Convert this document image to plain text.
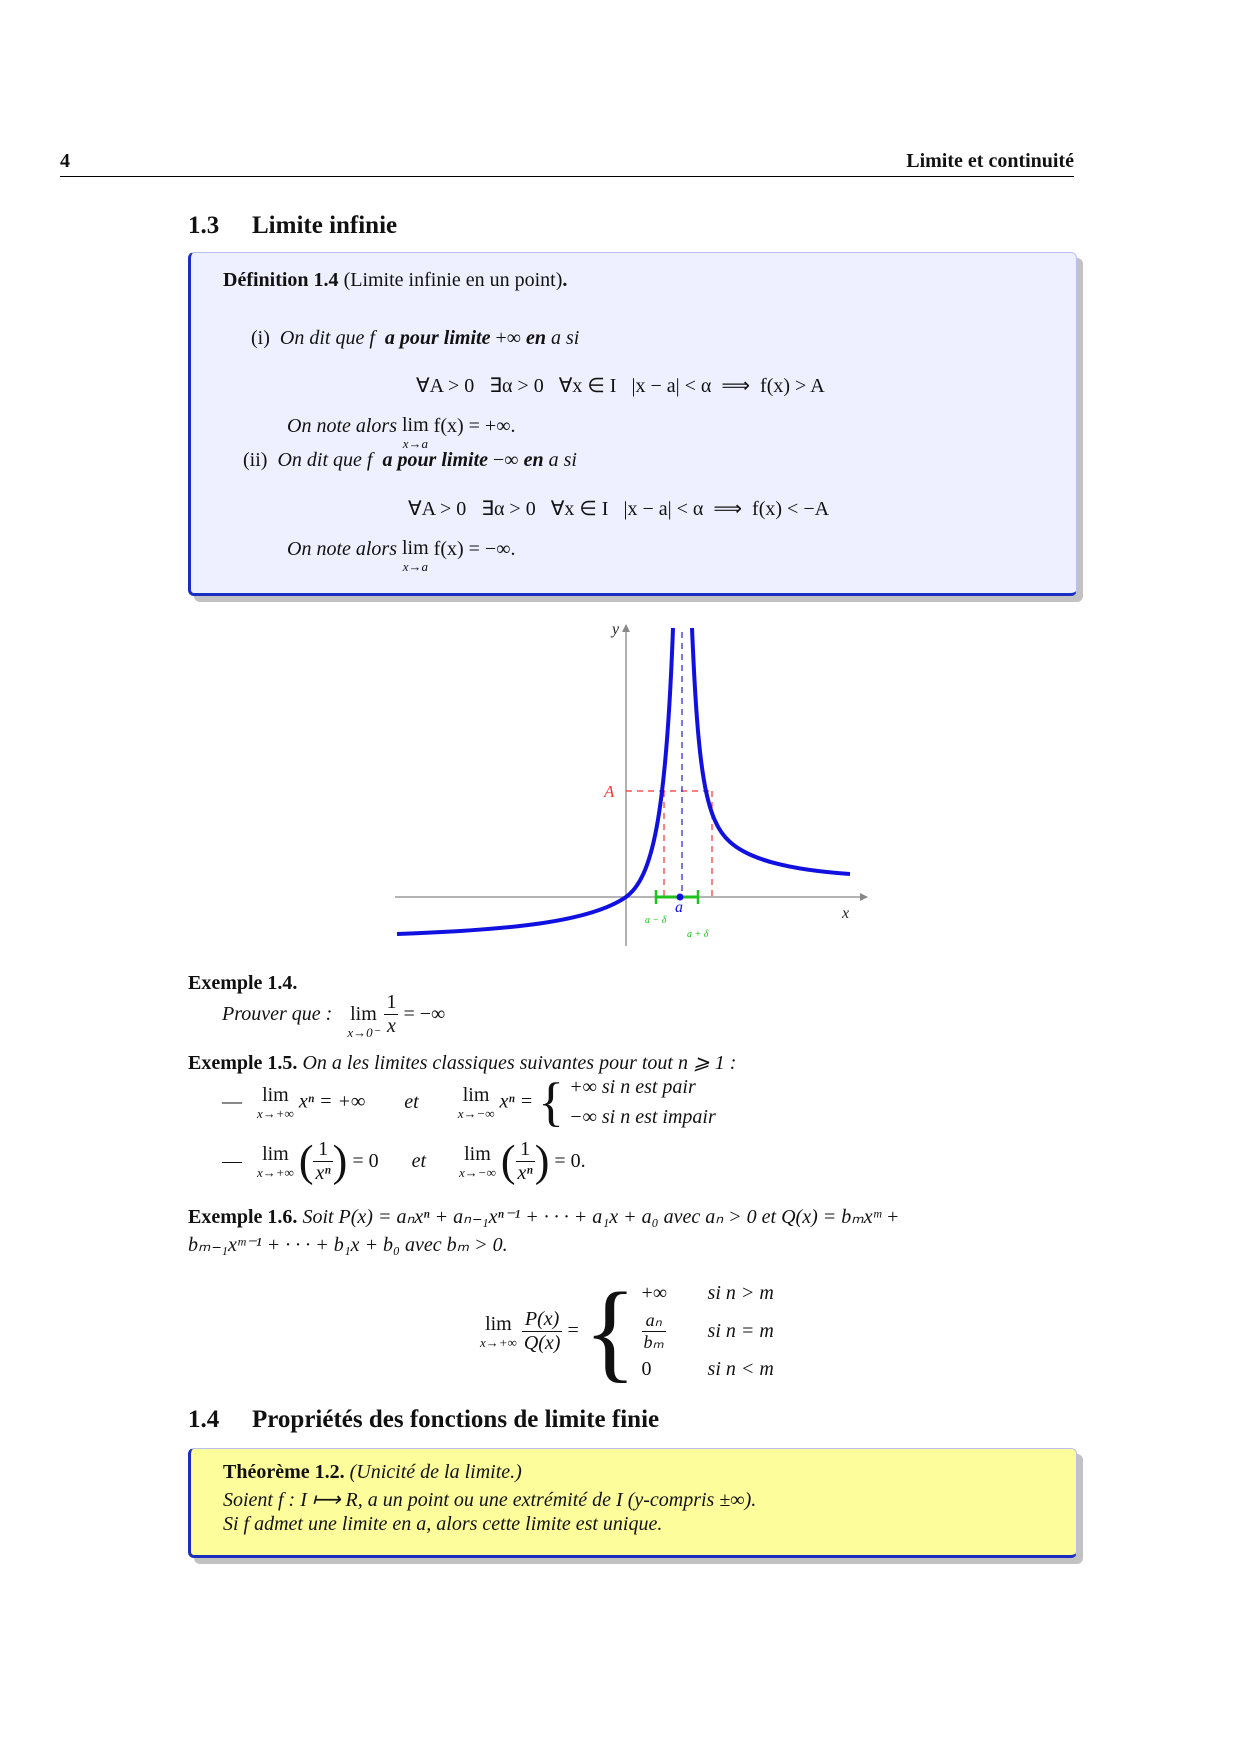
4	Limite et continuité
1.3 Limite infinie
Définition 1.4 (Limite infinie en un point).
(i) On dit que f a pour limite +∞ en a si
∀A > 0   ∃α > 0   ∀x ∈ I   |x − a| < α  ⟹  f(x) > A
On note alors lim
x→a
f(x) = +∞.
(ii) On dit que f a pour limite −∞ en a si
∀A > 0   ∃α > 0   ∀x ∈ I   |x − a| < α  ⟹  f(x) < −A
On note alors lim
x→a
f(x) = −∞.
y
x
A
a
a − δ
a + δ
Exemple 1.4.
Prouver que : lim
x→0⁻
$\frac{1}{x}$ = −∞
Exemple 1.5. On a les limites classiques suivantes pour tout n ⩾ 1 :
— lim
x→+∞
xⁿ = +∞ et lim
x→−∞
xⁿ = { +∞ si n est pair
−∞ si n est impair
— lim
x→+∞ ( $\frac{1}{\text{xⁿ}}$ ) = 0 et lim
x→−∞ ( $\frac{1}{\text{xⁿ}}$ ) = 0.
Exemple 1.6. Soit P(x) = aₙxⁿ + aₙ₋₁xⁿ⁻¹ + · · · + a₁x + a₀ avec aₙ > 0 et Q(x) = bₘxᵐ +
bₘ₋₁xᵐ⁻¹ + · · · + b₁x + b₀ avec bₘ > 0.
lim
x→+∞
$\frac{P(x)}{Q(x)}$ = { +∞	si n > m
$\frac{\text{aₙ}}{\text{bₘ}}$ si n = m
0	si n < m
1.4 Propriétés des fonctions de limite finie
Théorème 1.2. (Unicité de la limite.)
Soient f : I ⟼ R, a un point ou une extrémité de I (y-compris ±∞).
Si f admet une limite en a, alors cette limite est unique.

--- Short task ---
Looking at the records above, say how many lines hold the string "Exemple". Write nothing but the number.

--- Response below ---
3